:: Listed entries ::
== == ==
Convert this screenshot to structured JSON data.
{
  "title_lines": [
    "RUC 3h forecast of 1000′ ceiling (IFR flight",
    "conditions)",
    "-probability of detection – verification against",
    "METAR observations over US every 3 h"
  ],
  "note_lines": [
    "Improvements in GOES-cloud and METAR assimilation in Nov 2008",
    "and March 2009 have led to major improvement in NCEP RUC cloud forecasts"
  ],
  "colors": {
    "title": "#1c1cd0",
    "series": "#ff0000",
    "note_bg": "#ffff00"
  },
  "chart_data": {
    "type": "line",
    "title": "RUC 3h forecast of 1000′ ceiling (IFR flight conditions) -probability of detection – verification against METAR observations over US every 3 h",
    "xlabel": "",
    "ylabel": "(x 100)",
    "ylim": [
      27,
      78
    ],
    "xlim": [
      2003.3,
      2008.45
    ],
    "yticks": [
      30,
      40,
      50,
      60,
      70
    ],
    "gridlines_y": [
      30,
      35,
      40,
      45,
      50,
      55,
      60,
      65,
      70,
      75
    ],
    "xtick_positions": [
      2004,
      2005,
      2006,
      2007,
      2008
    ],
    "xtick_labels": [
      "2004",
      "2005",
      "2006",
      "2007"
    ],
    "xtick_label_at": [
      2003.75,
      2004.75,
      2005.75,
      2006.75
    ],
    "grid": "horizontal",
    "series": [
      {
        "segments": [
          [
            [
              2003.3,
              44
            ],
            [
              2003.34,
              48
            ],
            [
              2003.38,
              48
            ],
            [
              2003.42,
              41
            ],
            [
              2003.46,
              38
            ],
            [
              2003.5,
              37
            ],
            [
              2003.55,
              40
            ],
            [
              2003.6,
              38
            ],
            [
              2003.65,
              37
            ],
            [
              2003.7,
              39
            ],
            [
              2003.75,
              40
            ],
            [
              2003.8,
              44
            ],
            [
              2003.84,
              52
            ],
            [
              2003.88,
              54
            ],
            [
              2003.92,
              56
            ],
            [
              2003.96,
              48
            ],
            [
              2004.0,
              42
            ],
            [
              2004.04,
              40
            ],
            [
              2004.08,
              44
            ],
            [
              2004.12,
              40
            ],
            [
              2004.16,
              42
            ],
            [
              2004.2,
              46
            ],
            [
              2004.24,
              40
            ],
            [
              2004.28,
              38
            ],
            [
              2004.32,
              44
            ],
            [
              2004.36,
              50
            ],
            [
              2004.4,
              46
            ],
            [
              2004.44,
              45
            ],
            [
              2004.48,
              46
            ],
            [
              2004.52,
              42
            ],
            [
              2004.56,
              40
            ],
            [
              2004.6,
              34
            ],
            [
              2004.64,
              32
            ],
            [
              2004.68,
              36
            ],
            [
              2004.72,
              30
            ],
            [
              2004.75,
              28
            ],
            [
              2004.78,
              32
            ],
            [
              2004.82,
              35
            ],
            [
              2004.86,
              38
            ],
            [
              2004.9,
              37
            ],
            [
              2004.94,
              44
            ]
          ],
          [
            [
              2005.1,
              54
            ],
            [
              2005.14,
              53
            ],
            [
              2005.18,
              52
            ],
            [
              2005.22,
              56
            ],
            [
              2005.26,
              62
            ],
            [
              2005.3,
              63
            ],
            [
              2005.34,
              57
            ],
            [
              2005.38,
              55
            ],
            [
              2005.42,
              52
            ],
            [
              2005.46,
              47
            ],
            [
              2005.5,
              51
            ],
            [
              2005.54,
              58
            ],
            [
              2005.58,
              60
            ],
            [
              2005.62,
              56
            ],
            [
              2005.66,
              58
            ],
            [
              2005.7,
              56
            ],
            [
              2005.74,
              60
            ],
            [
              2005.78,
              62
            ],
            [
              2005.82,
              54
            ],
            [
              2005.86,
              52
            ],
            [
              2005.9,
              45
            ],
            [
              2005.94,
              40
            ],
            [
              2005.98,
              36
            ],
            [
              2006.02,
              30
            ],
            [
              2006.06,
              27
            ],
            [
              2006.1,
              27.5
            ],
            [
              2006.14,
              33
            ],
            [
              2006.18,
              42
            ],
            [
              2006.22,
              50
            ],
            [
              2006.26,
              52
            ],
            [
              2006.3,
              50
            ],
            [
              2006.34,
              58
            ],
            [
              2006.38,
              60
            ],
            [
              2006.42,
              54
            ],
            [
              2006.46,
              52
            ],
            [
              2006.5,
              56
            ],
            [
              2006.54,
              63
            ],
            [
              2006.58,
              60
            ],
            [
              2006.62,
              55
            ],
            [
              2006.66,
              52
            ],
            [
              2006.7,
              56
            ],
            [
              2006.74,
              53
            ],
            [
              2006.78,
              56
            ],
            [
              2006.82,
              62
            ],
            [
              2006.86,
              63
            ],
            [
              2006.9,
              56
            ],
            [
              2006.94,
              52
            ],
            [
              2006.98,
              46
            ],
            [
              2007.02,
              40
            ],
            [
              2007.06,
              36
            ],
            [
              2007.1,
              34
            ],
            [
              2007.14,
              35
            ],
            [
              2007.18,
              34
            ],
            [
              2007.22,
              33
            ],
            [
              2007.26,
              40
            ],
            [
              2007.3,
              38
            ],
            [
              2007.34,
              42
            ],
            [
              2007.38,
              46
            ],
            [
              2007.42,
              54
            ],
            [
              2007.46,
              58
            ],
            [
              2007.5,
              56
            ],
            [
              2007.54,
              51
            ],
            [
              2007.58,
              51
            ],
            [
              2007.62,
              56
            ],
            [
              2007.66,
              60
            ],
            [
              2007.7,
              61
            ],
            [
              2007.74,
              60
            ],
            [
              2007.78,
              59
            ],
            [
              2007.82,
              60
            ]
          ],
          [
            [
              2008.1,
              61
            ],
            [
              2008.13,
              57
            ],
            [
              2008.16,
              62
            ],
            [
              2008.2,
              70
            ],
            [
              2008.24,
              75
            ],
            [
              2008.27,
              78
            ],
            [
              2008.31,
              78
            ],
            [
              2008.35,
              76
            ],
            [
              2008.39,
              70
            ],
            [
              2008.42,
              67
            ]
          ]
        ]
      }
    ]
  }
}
== == ==
:: Task description ::
Looking at the entries above, how many lines contain the word "observations"? Answer with the number alone.

:: Correct response ::
2